- [Work to be completed]: Find the string "peut" in the listing and report every line that has it.

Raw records

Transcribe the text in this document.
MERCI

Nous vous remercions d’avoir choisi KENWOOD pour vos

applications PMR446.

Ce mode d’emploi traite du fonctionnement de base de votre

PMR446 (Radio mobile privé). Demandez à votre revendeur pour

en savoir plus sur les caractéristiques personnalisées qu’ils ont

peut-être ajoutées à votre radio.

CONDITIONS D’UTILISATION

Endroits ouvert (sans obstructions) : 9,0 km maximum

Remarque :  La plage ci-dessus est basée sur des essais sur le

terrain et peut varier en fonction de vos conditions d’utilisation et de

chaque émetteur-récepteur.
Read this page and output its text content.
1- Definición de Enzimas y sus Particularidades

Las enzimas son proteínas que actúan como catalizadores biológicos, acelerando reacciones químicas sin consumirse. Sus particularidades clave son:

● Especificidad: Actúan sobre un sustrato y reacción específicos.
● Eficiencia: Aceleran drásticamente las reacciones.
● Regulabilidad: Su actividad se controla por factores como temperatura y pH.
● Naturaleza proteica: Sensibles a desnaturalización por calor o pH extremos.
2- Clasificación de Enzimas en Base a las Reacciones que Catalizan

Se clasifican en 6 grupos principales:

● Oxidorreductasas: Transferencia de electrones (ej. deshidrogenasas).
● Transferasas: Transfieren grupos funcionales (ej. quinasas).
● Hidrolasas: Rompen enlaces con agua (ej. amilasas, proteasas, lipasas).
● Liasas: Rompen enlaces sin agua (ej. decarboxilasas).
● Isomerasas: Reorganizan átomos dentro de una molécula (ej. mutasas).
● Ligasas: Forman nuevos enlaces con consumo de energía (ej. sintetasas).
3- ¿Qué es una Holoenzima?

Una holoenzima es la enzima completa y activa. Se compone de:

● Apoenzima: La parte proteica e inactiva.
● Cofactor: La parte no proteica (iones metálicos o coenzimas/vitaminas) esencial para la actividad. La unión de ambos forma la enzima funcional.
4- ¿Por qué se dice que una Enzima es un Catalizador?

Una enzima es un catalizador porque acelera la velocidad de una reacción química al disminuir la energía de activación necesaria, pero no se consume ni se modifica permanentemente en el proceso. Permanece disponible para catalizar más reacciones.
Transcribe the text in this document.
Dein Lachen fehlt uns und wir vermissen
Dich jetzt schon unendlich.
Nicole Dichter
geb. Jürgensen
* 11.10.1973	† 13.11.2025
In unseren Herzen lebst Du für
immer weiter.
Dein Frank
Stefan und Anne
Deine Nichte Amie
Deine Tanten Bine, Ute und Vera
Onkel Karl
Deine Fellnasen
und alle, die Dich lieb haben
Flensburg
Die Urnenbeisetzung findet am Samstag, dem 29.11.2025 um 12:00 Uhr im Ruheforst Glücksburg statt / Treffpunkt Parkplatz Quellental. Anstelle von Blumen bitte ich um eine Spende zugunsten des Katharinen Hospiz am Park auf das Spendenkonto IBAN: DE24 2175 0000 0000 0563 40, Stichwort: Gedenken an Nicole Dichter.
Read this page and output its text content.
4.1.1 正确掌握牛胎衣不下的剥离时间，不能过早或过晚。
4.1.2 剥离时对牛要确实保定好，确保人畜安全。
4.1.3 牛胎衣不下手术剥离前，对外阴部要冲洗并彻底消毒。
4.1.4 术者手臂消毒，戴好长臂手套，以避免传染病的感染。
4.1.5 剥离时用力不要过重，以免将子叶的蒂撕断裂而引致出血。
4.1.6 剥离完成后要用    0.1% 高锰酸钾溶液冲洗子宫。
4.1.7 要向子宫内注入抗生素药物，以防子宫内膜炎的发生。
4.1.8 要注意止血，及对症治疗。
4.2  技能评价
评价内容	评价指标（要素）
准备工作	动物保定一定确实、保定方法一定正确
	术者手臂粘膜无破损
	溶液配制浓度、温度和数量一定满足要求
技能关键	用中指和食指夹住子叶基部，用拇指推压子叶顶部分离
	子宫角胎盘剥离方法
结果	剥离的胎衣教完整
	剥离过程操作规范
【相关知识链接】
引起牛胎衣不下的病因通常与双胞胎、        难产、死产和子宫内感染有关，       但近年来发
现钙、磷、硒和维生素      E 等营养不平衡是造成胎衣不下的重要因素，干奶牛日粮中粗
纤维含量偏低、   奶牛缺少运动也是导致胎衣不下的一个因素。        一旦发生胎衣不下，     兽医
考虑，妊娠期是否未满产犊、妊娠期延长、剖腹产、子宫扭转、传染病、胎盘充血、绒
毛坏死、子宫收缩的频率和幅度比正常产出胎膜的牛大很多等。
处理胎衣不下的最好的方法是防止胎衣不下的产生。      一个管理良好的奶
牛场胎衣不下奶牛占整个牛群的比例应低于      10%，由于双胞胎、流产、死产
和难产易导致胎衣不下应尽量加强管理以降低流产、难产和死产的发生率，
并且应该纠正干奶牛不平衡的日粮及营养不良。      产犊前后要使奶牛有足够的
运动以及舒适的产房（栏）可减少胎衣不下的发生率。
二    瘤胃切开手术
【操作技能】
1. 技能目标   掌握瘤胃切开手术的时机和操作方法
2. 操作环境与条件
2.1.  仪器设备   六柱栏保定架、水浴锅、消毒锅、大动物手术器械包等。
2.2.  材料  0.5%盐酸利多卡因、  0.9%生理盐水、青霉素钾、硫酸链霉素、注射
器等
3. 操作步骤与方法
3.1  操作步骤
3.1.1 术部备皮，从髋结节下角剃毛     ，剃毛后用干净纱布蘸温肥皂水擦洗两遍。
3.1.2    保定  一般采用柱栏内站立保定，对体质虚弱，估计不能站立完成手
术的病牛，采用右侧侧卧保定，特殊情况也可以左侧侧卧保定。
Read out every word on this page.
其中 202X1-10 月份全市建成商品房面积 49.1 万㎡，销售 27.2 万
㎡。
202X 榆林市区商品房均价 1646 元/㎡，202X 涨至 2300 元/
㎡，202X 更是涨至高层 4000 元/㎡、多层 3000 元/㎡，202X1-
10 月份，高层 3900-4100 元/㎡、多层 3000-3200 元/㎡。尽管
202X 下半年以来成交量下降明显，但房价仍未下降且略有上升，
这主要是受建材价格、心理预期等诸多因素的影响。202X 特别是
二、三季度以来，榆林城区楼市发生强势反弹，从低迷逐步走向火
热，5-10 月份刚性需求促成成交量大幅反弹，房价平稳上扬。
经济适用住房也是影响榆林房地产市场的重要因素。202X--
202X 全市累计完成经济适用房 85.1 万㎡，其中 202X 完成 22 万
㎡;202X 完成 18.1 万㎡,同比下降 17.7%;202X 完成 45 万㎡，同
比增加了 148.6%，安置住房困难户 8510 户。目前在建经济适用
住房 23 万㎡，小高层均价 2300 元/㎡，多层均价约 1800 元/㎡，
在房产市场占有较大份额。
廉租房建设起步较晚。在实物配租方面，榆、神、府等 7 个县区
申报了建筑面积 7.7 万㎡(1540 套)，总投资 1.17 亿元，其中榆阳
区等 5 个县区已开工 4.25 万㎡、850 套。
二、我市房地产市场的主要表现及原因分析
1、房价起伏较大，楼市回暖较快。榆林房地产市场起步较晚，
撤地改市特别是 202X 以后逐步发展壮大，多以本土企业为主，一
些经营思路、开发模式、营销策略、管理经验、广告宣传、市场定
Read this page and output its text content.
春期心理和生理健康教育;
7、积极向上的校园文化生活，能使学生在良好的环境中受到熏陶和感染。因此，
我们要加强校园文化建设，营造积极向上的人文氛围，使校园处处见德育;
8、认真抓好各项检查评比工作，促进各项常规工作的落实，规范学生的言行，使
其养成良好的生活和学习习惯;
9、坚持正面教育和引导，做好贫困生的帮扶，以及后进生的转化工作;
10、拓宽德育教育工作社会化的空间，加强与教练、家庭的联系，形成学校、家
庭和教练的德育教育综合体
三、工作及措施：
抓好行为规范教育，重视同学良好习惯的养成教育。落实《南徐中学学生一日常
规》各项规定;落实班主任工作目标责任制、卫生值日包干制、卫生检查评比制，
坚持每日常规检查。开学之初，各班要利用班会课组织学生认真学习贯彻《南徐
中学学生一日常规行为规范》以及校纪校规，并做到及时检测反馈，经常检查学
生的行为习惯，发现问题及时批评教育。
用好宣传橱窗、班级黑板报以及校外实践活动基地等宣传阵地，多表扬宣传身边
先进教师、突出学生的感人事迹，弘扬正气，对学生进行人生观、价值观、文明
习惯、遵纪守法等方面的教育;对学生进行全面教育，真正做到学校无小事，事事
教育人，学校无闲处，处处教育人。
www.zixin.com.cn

- [Correct answer]:
peut-être ajoutées à votre radio.
terrain et peut varier en fonction de vos conditions d’utilisation et de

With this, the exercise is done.